[START]

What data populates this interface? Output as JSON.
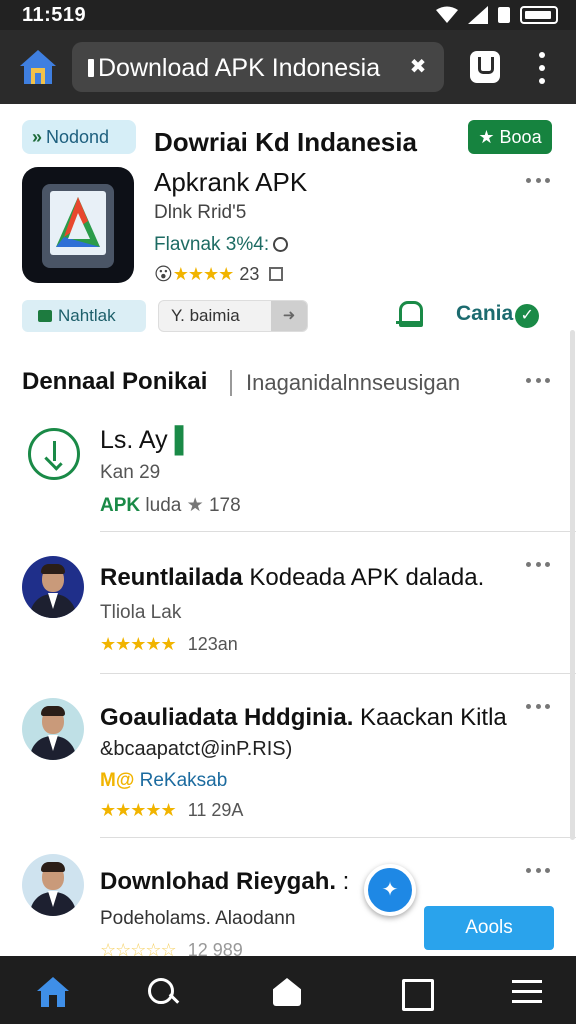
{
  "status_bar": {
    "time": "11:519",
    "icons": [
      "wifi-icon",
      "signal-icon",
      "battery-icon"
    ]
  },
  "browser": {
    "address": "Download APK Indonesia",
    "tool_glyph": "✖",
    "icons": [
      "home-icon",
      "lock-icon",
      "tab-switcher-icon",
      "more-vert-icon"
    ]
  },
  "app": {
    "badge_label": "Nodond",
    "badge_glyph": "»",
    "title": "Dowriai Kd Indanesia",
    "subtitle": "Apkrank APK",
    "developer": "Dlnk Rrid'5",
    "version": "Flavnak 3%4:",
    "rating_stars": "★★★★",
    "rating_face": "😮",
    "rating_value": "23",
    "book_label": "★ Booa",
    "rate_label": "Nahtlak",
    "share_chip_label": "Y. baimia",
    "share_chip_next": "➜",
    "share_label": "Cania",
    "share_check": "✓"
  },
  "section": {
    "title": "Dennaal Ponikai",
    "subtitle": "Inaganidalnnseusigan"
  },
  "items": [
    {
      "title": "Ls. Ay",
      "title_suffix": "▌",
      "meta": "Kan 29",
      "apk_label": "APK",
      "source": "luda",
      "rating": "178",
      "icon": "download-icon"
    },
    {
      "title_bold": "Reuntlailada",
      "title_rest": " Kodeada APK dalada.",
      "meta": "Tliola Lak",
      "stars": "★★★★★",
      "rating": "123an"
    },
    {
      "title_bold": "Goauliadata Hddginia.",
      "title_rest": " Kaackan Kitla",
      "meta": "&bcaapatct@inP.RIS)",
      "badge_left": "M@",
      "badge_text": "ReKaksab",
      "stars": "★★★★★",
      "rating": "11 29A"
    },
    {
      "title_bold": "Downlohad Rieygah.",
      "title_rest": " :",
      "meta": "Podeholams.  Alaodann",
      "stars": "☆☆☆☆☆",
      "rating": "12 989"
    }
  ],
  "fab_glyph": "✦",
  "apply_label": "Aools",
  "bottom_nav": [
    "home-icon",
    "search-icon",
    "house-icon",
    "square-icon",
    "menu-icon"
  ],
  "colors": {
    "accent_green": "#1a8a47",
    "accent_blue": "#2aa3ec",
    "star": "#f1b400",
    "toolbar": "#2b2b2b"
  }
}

[END]
[START]

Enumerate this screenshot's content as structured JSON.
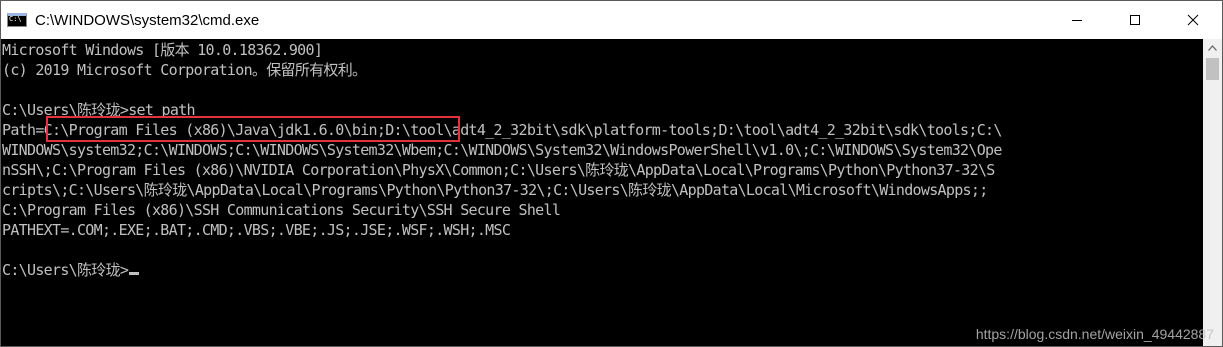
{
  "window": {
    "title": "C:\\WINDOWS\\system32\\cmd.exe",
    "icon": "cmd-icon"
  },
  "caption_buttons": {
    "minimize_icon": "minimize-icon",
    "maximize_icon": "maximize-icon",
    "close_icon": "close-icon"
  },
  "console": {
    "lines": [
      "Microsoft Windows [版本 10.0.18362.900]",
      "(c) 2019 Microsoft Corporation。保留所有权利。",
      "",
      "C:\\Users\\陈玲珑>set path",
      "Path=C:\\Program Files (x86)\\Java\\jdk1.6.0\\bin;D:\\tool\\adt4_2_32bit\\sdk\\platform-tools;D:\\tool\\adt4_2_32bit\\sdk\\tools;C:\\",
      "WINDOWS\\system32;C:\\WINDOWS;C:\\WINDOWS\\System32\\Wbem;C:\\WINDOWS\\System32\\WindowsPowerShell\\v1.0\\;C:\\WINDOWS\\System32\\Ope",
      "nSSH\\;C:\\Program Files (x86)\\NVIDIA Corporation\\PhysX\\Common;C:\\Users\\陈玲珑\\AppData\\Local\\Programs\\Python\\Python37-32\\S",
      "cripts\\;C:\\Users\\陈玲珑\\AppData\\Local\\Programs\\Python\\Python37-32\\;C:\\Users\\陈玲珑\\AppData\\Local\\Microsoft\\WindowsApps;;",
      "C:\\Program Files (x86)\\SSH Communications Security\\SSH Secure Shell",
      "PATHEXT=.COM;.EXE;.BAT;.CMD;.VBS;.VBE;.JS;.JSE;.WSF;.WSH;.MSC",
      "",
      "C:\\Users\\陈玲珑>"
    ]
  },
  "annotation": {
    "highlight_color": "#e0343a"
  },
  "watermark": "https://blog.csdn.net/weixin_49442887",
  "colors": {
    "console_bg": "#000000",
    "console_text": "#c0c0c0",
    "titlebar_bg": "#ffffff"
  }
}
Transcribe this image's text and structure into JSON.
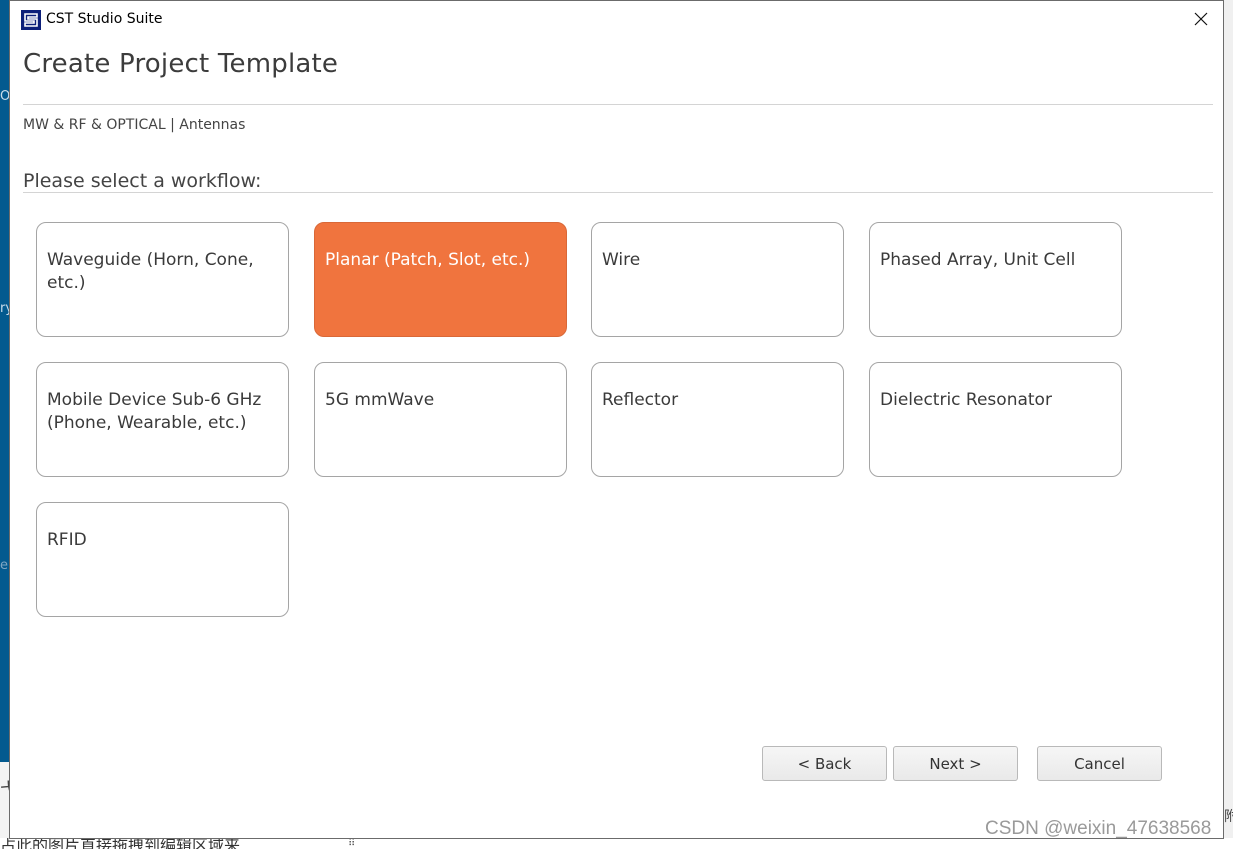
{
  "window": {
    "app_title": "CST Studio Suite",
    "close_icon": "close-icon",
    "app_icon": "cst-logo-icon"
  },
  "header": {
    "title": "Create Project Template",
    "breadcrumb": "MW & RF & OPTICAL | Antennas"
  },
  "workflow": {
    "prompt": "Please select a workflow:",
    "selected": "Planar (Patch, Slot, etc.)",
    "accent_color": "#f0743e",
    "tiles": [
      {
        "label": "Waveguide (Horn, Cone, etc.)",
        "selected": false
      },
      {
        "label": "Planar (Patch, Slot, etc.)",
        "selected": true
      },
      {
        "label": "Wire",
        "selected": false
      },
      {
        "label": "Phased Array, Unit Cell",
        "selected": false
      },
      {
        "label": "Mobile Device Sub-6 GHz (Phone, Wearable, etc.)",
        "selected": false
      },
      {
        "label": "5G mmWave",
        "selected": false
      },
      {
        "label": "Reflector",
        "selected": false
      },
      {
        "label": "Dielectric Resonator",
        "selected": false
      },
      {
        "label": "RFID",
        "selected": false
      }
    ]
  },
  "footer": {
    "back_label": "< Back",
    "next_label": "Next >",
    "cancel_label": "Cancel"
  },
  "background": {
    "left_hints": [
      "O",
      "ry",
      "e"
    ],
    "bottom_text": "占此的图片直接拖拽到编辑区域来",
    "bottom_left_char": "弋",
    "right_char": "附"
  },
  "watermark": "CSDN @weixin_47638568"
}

[END]

## What is required
Copy out every line in the entries above that holds "meta".

## Written answer
      "meta": "Kan 29",
      "meta": "Tliola Lak",
      "meta": "&bcaapatct@inP.RIS)",
      "meta": "Podeholams.  Alaodann",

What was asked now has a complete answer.